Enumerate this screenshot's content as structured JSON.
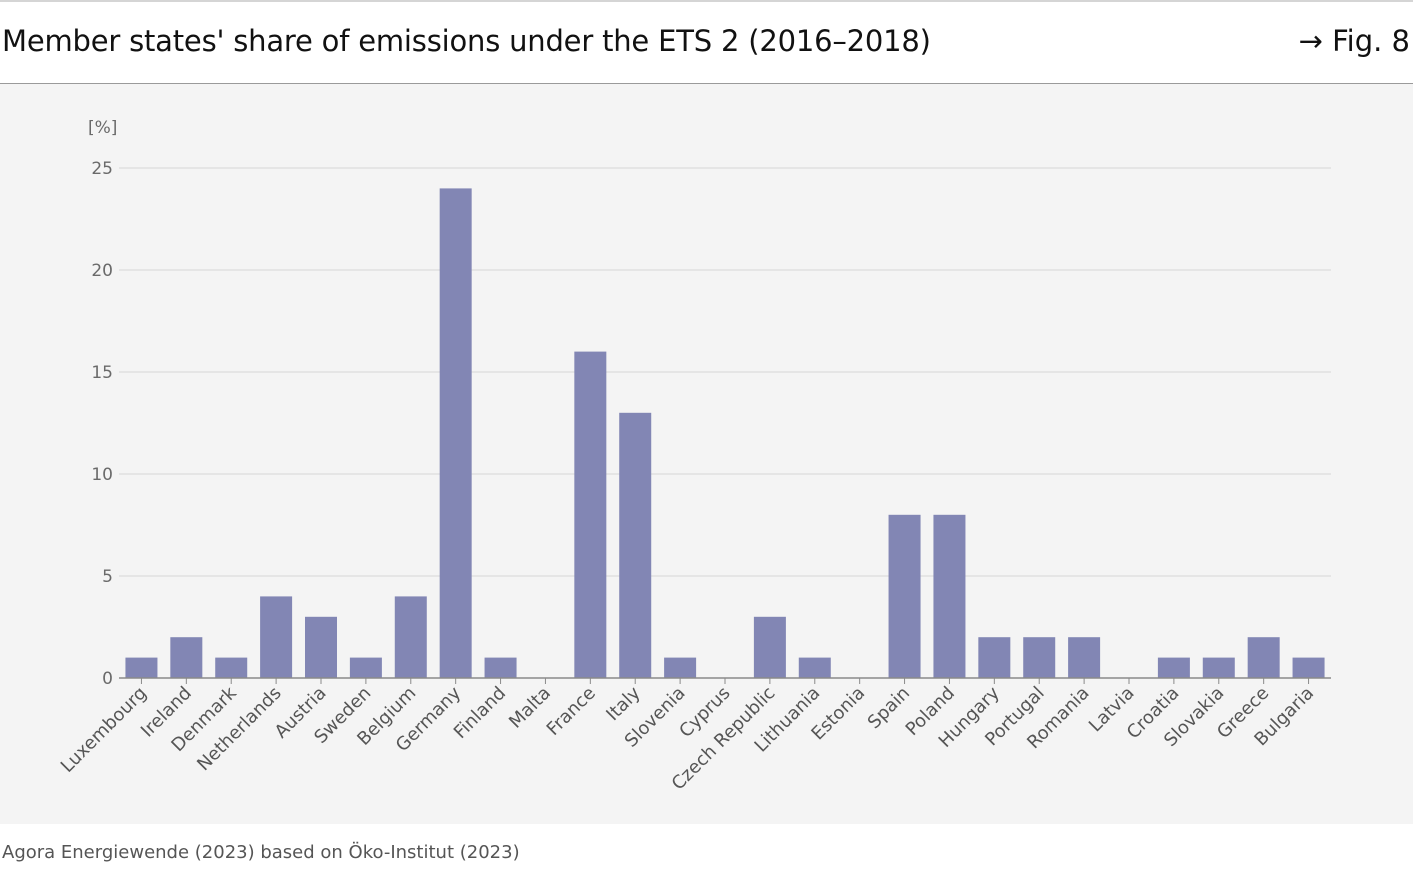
{
  "header": {
    "title": "Member states' share of emissions under the ETS 2 (2016–2018)",
    "figure_ref": "→ Fig. 8"
  },
  "footer": {
    "source": "Agora Energiewende (2023) based on Öko-Institut (2023)"
  },
  "colors": {
    "bar": "#8286b4",
    "grid": "#e0e0e0",
    "axis": "#8a8a8a",
    "panel": "#f4f4f4"
  },
  "chart_data": {
    "type": "bar",
    "title": "Member states' share of emissions under the ETS 2 (2016–2018)",
    "ylabel": "[%]",
    "xlabel": "",
    "ylim": [
      0,
      25
    ],
    "yticks": [
      0,
      5,
      10,
      15,
      20,
      25
    ],
    "grid": true,
    "categories": [
      "Luxembourg",
      "Ireland",
      "Denmark",
      "Netherlands",
      "Austria",
      "Sweden",
      "Belgium",
      "Germany",
      "Finland",
      "Malta",
      "France",
      "Italy",
      "Slovenia",
      "Cyprus",
      "Czech Republic",
      "Lithuania",
      "Estonia",
      "Spain",
      "Poland",
      "Hungary",
      "Portugal",
      "Romania",
      "Latvia",
      "Croatia",
      "Slovakia",
      "Greece",
      "Bulgaria"
    ],
    "values": [
      1,
      2,
      1,
      4,
      3,
      1,
      4,
      24,
      1,
      0,
      16,
      13,
      1,
      0,
      3,
      1,
      0,
      8,
      8,
      2,
      2,
      2,
      0,
      1,
      1,
      2,
      1
    ]
  }
}
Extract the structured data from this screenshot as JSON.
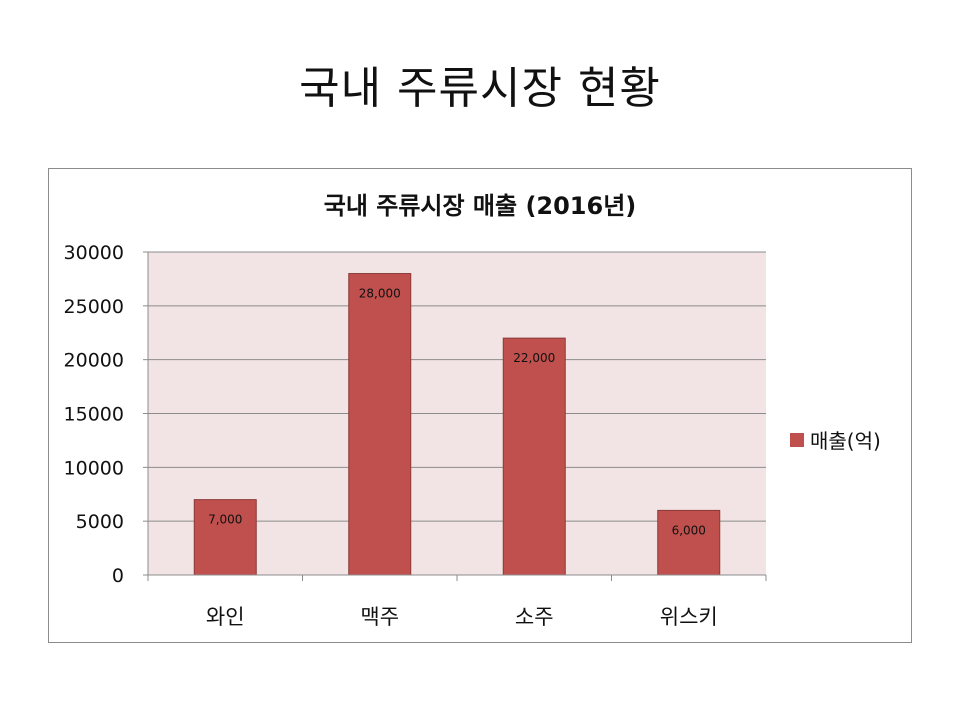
{
  "slide": {
    "title": "국내 주류시장 현황"
  },
  "chart_data": {
    "type": "bar",
    "title": "국내 주류시장 매출 (2016년)",
    "categories": [
      "와인",
      "맥주",
      "소주",
      "위스키"
    ],
    "series": [
      {
        "name": "매출(억)",
        "values": [
          7000,
          28000,
          22000,
          6000
        ],
        "color": "#c0504d"
      }
    ],
    "data_labels": [
      "7,000",
      "28,000",
      "22,000",
      "6,000"
    ],
    "ylim": [
      0,
      30000
    ],
    "yticks": [
      0,
      5000,
      10000,
      15000,
      20000,
      25000,
      30000
    ],
    "ytick_labels": [
      "0",
      "5000",
      "10000",
      "15000",
      "20000",
      "25000",
      "30000"
    ],
    "xlabel": "",
    "ylabel": "",
    "grid": true,
    "legend": "right",
    "plot_background": "#f2e4e4"
  }
}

#####

→ YOUR GOAL
Each record above must be returned exactly as written, with its pictures omitted.

→ THE RESPONSE
Enumerate this screenshot's content as structured JSON.
{
  "header": {
    "title": "Member states' share of emissions under the ETS 2 (2016–2018)",
    "figure_ref": "→ Fig. 8"
  },
  "footer": {
    "source": "Agora Energiewende (2023) based on Öko-Institut (2023)"
  },
  "colors": {
    "bar": "#8286b4",
    "grid": "#e0e0e0",
    "axis": "#8a8a8a",
    "panel": "#f4f4f4"
  },
  "chart_data": {
    "type": "bar",
    "title": "Member states' share of emissions under the ETS 2 (2016–2018)",
    "ylabel": "[%]",
    "xlabel": "",
    "ylim": [
      0,
      25
    ],
    "yticks": [
      0,
      5,
      10,
      15,
      20,
      25
    ],
    "grid": true,
    "categories": [
      "Luxembourg",
      "Ireland",
      "Denmark",
      "Netherlands",
      "Austria",
      "Sweden",
      "Belgium",
      "Germany",
      "Finland",
      "Malta",
      "France",
      "Italy",
      "Slovenia",
      "Cyprus",
      "Czech Republic",
      "Lithuania",
      "Estonia",
      "Spain",
      "Poland",
      "Hungary",
      "Portugal",
      "Romania",
      "Latvia",
      "Croatia",
      "Slovakia",
      "Greece",
      "Bulgaria"
    ],
    "values": [
      1,
      2,
      1,
      4,
      3,
      1,
      4,
      24,
      1,
      0,
      16,
      13,
      1,
      0,
      3,
      1,
      0,
      8,
      8,
      2,
      2,
      2,
      0,
      1,
      1,
      2,
      1
    ]
  }
}
Extract the structured data from this screenshot as JSON.
{
  "slide": {
    "title": "국내 주류시장 현황"
  },
  "chart_data": {
    "type": "bar",
    "title": "국내 주류시장 매출 (2016년)",
    "categories": [
      "와인",
      "맥주",
      "소주",
      "위스키"
    ],
    "series": [
      {
        "name": "매출(억)",
        "values": [
          7000,
          28000,
          22000,
          6000
        ],
        "color": "#c0504d"
      }
    ],
    "data_labels": [
      "7,000",
      "28,000",
      "22,000",
      "6,000"
    ],
    "ylim": [
      0,
      30000
    ],
    "yticks": [
      0,
      5000,
      10000,
      15000,
      20000,
      25000,
      30000
    ],
    "ytick_labels": [
      "0",
      "5000",
      "10000",
      "15000",
      "20000",
      "25000",
      "30000"
    ],
    "xlabel": "",
    "ylabel": "",
    "grid": true,
    "legend": "right",
    "plot_background": "#f2e4e4"
  }
}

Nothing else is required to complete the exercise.